Please restate the following records word for word.

→ Dataset extract
▼
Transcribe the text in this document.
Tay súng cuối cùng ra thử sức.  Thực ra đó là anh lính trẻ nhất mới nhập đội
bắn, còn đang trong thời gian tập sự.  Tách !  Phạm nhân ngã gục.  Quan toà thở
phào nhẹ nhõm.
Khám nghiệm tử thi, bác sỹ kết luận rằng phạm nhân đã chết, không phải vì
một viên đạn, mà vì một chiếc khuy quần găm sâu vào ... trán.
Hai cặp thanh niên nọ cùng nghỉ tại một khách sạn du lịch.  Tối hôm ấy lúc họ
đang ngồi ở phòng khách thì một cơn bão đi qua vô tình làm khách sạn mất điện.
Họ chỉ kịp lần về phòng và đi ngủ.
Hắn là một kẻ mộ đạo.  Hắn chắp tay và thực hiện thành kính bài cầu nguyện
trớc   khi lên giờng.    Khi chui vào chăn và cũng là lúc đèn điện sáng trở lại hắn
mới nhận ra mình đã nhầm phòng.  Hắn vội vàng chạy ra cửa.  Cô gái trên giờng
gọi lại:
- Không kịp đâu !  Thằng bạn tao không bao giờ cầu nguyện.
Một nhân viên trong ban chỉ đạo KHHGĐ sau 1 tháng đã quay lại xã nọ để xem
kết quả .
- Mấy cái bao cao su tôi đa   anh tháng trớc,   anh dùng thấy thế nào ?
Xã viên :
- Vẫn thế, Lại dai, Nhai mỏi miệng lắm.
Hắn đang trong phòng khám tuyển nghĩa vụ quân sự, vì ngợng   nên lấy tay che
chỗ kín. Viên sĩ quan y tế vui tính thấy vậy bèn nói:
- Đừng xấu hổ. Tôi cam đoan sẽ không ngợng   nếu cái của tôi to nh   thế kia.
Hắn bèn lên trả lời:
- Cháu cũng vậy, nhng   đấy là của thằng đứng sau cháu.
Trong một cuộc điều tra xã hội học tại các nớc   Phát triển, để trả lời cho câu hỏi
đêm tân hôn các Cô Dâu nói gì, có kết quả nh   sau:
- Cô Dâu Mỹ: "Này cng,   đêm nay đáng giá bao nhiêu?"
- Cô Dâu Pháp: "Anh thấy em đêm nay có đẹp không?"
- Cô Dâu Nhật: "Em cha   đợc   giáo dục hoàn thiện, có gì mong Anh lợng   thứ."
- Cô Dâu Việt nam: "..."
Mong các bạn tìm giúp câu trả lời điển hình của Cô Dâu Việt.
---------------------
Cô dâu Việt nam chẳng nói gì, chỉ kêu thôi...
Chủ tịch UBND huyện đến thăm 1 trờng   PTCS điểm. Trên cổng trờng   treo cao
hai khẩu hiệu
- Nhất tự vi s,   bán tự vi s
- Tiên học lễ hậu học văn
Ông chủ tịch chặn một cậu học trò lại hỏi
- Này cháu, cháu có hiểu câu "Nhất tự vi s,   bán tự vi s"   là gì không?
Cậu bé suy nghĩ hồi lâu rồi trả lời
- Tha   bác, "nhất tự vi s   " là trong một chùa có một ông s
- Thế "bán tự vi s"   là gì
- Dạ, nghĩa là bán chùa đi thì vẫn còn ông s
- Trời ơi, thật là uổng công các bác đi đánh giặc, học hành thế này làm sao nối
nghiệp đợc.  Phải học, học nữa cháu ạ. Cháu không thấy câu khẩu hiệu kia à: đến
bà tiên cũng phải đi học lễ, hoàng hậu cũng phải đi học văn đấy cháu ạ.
▲
→ Exercise output
Transcribe the text in this document.
Tay súng cuối cùng ra thử sức.  Thực ra đó là anh lính trẻ nhất mới nhập đội
bắn, còn đang trong thời gian tập sự.  Tách !  Phạm nhân ngã gục.  Quan toà thở
phào nhẹ nhõm.
Khám nghiệm tử thi, bác sỹ kết luận rằng phạm nhân đã chết, không phải vì
một viên đạn, mà vì một chiếc khuy quần găm sâu vào ... trán.
Hai cặp thanh niên nọ cùng nghỉ tại một khách sạn du lịch.  Tối hôm ấy lúc họ
đang ngồi ở phòng khách thì một cơn bão đi qua vô tình làm khách sạn mất điện.
Họ chỉ kịp lần về phòng và đi ngủ.
Hắn là một kẻ mộ đạo.  Hắn chắp tay và thực hiện thành kính bài cầu nguyện
trớc   khi lên giờng.    Khi chui vào chăn và cũng là lúc đèn điện sáng trở lại hắn
mới nhận ra mình đã nhầm phòng.  Hắn vội vàng chạy ra cửa.  Cô gái trên giờng
gọi lại:
- Không kịp đâu !  Thằng bạn tao không bao giờ cầu nguyện.
Một nhân viên trong ban chỉ đạo KHHGĐ sau 1 tháng đã quay lại xã nọ để xem
kết quả .
- Mấy cái bao cao su tôi đa   anh tháng trớc,   anh dùng thấy thế nào ?
Xã viên :
- Vẫn thế, Lại dai, Nhai mỏi miệng lắm.
Hắn đang trong phòng khám tuyển nghĩa vụ quân sự, vì ngợng   nên lấy tay che
chỗ kín. Viên sĩ quan y tế vui tính thấy vậy bèn nói:
- Đừng xấu hổ. Tôi cam đoan sẽ không ngợng   nếu cái của tôi to nh   thế kia.
Hắn bèn lên trả lời:
- Cháu cũng vậy, nhng   đấy là của thằng đứng sau cháu.
Trong một cuộc điều tra xã hội học tại các nớc   Phát triển, để trả lời cho câu hỏi
đêm tân hôn các Cô Dâu nói gì, có kết quả nh   sau:
- Cô Dâu Mỹ: "Này cng,   đêm nay đáng giá bao nhiêu?"
- Cô Dâu Pháp: "Anh thấy em đêm nay có đẹp không?"
- Cô Dâu Nhật: "Em cha   đợc   giáo dục hoàn thiện, có gì mong Anh lợng   thứ."
- Cô Dâu Việt nam: "..."
Mong các bạn tìm giúp câu trả lời điển hình của Cô Dâu Việt.
---------------------
Cô dâu Việt nam chẳng nói gì, chỉ kêu thôi...
Chủ tịch UBND huyện đến thăm 1 trờng   PTCS điểm. Trên cổng trờng   treo cao
hai khẩu hiệu
- Nhất tự vi s,   bán tự vi s
- Tiên học lễ hậu học văn
Ông chủ tịch chặn một cậu học trò lại hỏi
- Này cháu, cháu có hiểu câu "Nhất tự vi s,   bán tự vi s"   là gì không?
Cậu bé suy nghĩ hồi lâu rồi trả lời
- Tha   bác, "nhất tự vi s   " là trong một chùa có một ông s
- Thế "bán tự vi s"   là gì
- Dạ, nghĩa là bán chùa đi thì vẫn còn ông s
- Trời ơi, thật là uổng công các bác đi đánh giặc, học hành thế này làm sao nối
nghiệp đợc.  Phải học, học nữa cháu ạ. Cháu không thấy câu khẩu hiệu kia à: đến
bà tiên cũng phải đi học lễ, hoàng hậu cũng phải đi học văn đấy cháu ạ.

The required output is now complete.